» **What to work on**:
Respond with nothing but the number of lines in this data that include the word "incentives".

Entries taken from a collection
####
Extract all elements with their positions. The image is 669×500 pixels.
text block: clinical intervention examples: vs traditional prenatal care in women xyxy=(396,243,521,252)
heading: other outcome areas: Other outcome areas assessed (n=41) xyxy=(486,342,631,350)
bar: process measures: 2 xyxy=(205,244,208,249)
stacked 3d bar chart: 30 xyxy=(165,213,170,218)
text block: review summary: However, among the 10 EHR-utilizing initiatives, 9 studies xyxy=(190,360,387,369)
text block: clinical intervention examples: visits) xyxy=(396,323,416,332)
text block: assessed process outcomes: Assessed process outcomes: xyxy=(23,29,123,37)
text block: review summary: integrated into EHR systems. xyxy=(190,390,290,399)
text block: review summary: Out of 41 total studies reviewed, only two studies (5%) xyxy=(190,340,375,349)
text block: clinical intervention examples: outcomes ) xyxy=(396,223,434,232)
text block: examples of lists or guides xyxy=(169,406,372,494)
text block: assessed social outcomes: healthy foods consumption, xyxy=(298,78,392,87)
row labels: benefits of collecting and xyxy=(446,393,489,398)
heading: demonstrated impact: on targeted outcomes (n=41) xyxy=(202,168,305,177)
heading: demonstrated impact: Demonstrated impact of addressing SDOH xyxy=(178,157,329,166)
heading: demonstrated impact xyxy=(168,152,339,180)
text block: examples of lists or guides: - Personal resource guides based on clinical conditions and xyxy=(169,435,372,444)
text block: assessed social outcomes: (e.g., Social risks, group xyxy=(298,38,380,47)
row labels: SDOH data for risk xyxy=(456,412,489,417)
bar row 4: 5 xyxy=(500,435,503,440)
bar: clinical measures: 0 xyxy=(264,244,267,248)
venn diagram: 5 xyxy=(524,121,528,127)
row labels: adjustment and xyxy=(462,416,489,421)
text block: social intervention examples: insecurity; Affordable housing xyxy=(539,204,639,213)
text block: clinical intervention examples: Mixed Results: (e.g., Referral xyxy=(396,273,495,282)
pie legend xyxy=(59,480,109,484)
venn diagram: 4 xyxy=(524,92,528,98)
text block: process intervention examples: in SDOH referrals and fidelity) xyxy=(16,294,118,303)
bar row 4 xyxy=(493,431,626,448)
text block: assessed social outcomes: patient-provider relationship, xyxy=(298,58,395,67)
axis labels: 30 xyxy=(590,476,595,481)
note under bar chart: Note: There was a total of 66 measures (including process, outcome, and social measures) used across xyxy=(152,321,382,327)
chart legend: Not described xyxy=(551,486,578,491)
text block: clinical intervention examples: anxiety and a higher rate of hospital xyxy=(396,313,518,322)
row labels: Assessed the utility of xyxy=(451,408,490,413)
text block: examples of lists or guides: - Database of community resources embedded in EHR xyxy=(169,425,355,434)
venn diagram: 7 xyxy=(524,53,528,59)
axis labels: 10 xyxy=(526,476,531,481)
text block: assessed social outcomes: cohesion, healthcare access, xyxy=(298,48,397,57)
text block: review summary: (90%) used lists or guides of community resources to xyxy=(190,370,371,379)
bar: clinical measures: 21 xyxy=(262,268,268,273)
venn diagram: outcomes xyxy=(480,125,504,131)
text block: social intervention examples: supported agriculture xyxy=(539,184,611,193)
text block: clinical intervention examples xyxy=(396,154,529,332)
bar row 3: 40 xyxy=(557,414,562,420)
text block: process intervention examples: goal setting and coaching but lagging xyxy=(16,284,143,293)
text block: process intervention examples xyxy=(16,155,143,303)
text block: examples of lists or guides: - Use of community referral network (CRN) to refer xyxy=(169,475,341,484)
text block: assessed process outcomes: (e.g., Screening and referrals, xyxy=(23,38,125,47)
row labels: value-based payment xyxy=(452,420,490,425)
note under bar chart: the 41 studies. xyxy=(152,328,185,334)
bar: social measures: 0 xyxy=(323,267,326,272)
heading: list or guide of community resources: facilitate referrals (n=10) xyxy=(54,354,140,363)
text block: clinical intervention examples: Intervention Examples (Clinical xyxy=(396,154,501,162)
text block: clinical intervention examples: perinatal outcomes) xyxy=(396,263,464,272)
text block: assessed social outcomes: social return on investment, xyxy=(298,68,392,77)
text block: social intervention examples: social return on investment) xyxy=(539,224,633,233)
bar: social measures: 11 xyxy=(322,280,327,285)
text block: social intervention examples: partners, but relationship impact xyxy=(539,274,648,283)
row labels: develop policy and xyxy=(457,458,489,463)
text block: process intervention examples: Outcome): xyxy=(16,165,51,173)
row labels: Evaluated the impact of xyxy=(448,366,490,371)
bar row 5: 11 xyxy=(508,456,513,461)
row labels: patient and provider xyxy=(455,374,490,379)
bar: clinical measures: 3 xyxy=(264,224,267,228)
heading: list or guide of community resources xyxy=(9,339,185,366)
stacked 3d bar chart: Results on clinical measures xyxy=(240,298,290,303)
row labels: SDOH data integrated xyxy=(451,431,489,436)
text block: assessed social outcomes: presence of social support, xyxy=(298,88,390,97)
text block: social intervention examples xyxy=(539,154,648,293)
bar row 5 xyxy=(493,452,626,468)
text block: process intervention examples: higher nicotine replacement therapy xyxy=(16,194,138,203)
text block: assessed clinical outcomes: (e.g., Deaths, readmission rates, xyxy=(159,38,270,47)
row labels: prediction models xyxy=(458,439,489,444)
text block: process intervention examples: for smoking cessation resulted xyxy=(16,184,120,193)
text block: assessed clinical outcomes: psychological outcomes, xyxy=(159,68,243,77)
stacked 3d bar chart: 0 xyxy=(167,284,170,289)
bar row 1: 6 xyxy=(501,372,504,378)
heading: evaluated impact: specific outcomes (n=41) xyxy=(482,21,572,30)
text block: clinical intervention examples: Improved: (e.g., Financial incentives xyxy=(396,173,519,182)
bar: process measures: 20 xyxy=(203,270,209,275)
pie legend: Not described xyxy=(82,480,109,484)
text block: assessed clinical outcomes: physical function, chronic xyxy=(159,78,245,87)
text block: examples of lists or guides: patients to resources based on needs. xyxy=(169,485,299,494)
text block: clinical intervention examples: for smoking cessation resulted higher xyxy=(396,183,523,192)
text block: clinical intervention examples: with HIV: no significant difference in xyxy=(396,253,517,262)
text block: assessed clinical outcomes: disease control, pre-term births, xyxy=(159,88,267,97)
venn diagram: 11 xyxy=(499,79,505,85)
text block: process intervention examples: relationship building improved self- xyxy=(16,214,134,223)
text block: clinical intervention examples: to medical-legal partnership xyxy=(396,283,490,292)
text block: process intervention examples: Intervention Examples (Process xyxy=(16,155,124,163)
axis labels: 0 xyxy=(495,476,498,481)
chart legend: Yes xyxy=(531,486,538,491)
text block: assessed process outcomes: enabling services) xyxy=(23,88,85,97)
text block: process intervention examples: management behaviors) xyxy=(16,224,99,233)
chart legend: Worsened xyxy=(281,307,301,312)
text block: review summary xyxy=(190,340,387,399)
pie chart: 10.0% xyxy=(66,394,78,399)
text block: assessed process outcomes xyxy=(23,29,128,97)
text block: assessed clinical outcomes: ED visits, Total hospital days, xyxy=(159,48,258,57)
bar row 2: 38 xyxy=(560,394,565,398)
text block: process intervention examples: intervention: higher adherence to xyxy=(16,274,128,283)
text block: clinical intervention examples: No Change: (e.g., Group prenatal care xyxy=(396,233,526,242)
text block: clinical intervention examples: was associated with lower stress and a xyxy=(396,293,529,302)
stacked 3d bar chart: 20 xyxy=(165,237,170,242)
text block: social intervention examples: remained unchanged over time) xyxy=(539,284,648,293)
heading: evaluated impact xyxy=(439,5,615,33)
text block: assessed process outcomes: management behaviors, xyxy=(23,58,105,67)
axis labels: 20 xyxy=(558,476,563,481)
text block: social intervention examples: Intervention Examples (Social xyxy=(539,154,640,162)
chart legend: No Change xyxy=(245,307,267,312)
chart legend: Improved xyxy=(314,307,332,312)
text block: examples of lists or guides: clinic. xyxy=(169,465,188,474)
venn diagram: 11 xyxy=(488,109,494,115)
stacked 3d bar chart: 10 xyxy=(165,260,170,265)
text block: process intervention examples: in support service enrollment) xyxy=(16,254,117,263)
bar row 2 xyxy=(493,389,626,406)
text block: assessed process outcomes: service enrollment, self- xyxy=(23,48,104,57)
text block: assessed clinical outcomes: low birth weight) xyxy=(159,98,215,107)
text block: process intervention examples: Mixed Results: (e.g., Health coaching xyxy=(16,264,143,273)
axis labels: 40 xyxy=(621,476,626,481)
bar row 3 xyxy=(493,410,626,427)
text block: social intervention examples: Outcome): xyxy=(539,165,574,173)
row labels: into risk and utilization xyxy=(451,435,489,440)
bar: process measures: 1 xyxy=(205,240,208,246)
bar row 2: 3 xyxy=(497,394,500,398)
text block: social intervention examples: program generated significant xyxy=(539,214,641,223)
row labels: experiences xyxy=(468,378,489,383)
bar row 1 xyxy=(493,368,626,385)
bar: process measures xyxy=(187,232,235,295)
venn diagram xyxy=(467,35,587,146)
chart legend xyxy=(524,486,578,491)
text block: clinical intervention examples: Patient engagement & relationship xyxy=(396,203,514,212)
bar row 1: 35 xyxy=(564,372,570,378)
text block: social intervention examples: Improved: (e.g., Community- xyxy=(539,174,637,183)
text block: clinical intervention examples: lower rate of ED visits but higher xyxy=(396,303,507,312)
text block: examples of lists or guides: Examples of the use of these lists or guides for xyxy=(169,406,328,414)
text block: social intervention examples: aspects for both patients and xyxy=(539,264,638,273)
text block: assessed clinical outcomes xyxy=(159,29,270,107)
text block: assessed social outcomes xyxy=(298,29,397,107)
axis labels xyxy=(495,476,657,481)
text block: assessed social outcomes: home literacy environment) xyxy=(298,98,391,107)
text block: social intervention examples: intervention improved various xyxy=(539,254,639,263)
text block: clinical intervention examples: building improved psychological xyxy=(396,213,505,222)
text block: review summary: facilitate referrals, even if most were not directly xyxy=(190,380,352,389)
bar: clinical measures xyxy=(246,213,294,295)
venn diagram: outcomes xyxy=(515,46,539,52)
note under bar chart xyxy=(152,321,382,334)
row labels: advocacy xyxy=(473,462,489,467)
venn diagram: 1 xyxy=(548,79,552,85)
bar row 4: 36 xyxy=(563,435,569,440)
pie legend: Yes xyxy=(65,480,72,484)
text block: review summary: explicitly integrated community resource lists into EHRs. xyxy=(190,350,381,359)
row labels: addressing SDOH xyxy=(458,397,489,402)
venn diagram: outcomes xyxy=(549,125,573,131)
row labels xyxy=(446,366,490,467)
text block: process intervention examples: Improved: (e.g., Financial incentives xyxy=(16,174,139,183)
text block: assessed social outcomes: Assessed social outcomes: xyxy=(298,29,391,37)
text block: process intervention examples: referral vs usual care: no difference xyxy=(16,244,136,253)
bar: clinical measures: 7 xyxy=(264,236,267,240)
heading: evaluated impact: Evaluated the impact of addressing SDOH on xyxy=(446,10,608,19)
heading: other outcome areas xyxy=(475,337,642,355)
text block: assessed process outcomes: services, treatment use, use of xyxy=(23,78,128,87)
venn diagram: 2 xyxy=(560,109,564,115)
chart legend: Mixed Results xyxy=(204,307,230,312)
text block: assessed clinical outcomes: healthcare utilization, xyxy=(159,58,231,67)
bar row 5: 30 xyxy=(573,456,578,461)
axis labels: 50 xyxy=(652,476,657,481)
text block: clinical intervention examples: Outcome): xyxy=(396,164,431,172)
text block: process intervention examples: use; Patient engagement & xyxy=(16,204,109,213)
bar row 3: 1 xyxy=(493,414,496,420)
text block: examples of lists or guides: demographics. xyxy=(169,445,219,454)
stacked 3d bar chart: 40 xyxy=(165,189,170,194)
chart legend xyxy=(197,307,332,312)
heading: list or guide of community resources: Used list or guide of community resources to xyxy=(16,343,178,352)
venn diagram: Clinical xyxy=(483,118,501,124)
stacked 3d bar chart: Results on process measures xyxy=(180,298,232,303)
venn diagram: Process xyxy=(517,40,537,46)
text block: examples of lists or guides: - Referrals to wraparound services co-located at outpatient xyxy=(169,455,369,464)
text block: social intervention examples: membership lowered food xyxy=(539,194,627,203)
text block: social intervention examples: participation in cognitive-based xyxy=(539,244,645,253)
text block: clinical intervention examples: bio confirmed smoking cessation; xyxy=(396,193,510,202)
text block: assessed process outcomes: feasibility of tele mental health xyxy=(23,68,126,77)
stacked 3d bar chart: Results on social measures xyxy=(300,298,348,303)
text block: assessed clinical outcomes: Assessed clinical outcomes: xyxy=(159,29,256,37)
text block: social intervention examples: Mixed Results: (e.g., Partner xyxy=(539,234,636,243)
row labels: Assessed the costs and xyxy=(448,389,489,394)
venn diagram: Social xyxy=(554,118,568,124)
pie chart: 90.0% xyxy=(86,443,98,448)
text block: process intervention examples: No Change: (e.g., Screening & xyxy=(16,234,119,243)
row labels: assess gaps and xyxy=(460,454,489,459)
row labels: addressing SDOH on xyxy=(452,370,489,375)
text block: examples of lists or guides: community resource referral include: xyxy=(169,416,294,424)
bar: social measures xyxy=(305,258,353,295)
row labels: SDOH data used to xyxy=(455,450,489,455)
####
» **Answer for this exercise**:
2